>> Start PROVIDED DATA
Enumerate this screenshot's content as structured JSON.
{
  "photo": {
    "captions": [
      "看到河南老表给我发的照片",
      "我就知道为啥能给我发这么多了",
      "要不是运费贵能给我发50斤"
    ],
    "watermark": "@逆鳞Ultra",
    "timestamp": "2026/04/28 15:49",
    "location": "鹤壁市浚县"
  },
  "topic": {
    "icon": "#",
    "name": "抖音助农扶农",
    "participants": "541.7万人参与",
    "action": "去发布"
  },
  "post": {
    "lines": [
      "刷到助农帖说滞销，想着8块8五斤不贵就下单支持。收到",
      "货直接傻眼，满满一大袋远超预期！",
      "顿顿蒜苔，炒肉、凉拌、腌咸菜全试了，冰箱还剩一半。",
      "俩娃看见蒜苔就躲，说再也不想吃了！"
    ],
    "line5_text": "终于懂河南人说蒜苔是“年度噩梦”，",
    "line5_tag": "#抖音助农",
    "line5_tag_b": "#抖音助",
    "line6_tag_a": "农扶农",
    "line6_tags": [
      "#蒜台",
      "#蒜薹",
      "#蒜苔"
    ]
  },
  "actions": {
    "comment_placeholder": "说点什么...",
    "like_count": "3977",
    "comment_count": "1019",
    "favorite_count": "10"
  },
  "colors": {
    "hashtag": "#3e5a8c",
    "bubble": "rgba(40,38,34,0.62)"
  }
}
>> End PROVIDED DATA
>> Start PROVIDED DATA
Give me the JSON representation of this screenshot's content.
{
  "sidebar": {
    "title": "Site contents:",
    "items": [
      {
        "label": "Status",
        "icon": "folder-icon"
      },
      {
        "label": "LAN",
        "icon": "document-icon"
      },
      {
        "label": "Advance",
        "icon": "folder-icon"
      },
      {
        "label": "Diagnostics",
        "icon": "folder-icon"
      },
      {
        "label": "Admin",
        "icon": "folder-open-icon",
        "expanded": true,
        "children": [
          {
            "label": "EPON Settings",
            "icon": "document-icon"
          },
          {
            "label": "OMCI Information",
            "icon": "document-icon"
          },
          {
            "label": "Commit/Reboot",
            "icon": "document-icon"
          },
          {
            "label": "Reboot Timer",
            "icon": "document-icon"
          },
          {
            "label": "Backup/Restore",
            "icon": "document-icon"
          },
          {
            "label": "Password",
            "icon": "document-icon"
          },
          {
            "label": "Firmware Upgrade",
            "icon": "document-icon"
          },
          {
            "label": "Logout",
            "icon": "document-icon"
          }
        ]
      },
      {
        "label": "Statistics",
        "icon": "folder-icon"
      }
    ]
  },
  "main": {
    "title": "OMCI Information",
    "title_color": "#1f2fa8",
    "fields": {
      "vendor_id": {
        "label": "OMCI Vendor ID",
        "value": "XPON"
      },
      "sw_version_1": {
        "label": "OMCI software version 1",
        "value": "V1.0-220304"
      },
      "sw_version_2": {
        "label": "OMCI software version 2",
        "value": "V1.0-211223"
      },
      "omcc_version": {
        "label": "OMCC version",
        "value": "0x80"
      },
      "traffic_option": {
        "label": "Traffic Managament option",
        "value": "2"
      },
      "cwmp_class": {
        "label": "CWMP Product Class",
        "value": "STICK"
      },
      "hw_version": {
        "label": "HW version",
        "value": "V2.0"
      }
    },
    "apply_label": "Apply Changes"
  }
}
>> End PROVIDED DATA
>> Start PROVIDED DATA
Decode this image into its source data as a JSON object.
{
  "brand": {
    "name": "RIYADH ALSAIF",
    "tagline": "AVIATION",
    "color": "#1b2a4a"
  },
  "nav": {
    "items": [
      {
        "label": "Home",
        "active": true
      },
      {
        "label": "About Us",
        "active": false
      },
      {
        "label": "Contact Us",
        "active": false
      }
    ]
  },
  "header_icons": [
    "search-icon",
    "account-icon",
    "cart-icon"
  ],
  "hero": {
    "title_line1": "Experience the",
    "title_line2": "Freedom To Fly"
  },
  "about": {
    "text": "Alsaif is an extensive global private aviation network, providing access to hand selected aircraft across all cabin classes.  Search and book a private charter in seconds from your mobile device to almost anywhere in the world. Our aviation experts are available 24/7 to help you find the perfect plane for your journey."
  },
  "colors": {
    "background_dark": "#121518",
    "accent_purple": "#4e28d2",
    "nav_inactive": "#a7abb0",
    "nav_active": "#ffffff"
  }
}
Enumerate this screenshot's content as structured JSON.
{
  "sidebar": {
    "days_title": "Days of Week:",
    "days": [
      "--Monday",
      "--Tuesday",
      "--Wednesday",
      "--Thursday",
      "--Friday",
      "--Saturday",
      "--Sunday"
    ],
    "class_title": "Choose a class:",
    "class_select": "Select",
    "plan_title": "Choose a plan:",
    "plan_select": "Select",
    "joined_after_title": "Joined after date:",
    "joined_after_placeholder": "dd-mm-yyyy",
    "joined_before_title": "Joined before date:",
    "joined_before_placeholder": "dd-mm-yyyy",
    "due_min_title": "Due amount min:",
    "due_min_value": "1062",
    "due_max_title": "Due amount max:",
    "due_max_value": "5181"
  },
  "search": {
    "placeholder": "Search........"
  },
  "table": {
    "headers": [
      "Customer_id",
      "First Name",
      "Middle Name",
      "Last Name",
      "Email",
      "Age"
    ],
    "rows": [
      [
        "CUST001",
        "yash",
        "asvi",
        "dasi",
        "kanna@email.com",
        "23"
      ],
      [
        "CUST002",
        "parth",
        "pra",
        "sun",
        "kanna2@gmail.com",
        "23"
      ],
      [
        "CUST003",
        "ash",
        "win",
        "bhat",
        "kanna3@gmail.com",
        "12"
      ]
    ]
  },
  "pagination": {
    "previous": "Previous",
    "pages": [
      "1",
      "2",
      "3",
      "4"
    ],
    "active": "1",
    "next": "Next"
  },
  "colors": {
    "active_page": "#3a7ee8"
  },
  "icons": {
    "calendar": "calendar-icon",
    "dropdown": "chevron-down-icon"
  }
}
>> End PROVIDED DATA
# TASK OBJECTIVE
Look through the data above. Each line containing the word "yyyy" needs to be copied.

# FULL SOLUTION
    "joined_after_placeholder": "dd-mm-yyyy",
    "joined_before_placeholder": "dd-mm-yyyy",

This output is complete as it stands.